— Exercise description —
Find each line with the word "What" and copy it.

— Dataset entries —

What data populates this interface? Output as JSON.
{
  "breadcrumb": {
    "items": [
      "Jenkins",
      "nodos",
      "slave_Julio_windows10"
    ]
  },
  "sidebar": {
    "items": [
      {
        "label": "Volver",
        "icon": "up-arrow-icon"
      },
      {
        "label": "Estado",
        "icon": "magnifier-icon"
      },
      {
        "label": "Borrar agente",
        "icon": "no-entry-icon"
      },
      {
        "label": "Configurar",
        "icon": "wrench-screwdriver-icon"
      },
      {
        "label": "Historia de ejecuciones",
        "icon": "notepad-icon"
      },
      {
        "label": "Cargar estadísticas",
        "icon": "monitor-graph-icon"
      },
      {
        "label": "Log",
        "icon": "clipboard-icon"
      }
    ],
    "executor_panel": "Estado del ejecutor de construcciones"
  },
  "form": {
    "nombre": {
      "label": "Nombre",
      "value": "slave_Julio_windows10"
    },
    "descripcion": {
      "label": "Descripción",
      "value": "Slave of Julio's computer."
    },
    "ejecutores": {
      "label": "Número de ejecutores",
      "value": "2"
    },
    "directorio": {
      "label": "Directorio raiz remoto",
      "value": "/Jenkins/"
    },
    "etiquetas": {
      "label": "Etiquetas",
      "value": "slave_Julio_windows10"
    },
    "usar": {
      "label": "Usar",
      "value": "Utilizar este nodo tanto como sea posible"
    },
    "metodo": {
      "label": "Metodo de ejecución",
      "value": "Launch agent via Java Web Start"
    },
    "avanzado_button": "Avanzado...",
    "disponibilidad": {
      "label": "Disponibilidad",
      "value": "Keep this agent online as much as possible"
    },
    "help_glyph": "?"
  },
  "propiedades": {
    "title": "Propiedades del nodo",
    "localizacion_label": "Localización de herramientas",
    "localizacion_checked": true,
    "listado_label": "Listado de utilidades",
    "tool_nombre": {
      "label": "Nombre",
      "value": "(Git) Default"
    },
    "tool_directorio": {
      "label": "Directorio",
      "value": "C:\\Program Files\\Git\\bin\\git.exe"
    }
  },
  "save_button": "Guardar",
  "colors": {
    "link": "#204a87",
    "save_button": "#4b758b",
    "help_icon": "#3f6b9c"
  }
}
...
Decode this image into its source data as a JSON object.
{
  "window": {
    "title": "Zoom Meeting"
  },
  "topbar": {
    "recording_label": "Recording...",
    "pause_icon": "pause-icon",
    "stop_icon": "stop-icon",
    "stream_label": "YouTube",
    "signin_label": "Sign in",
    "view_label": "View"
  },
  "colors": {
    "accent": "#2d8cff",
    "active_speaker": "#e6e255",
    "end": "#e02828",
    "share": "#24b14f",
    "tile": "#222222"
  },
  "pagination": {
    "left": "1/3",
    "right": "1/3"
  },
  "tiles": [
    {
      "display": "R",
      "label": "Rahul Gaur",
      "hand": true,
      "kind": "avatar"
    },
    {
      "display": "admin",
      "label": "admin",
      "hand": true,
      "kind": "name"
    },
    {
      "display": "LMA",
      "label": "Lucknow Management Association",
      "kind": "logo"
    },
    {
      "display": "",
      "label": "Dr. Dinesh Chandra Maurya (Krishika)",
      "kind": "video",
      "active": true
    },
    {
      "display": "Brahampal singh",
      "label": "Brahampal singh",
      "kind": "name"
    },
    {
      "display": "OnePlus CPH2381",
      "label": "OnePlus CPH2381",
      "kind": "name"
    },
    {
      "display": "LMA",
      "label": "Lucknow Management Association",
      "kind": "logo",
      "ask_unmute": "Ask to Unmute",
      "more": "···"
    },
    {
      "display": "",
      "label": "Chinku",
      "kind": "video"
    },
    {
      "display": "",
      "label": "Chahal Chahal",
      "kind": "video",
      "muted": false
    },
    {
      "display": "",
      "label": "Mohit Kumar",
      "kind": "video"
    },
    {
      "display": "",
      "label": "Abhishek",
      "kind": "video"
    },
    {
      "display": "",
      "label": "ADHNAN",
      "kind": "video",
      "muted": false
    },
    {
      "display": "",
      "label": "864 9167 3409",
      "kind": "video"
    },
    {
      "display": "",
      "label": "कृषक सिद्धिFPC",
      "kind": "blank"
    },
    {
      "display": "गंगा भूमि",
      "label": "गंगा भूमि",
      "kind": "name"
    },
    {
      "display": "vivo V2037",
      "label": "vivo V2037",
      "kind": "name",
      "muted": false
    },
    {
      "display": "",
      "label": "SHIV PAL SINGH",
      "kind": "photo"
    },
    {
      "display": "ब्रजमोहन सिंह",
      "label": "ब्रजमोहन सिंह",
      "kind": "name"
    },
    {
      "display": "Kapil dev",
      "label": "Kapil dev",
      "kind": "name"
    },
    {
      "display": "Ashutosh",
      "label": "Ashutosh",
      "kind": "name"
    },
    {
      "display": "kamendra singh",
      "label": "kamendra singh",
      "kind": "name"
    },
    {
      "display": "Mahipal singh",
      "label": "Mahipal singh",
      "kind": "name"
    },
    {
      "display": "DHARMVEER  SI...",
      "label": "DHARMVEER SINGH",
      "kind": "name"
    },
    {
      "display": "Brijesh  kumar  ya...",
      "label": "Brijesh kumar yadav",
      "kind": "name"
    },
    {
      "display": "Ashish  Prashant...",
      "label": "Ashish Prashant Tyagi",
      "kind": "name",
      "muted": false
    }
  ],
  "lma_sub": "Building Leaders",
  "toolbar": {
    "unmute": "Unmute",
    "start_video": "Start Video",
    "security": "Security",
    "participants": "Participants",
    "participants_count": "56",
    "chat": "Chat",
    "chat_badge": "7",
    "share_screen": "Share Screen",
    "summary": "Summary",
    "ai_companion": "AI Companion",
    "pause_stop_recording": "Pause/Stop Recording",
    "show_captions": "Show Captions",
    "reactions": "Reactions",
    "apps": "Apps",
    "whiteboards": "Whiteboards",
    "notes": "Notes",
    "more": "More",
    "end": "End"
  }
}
---
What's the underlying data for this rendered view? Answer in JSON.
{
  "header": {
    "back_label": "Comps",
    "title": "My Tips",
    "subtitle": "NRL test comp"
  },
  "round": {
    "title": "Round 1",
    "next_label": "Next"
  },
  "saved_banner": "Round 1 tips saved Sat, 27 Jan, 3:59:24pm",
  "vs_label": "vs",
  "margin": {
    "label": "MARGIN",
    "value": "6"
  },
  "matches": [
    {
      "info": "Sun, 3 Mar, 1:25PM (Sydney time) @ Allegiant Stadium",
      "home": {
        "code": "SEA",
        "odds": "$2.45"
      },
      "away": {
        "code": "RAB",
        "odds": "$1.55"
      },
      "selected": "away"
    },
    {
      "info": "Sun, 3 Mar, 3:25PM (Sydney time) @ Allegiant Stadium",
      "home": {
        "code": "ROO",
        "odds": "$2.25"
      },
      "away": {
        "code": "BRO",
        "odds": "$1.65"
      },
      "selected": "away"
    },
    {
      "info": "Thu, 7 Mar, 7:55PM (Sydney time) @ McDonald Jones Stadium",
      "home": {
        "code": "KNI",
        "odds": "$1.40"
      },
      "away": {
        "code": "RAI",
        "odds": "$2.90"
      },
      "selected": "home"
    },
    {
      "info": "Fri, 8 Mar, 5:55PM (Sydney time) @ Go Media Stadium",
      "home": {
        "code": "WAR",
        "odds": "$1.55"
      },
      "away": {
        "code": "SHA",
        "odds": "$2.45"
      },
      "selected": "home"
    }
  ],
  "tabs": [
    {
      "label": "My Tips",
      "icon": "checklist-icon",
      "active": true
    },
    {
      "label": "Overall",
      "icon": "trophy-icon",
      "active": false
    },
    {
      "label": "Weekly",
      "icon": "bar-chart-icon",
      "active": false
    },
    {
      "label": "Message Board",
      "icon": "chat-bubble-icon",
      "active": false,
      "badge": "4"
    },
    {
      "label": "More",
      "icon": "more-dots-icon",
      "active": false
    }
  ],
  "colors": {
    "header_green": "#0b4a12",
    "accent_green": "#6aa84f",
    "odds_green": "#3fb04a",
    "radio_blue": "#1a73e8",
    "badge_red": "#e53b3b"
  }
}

— Response —
What data populates this interface? Output as JSON.
What's the underlying data for this rendered view? Answer in JSON.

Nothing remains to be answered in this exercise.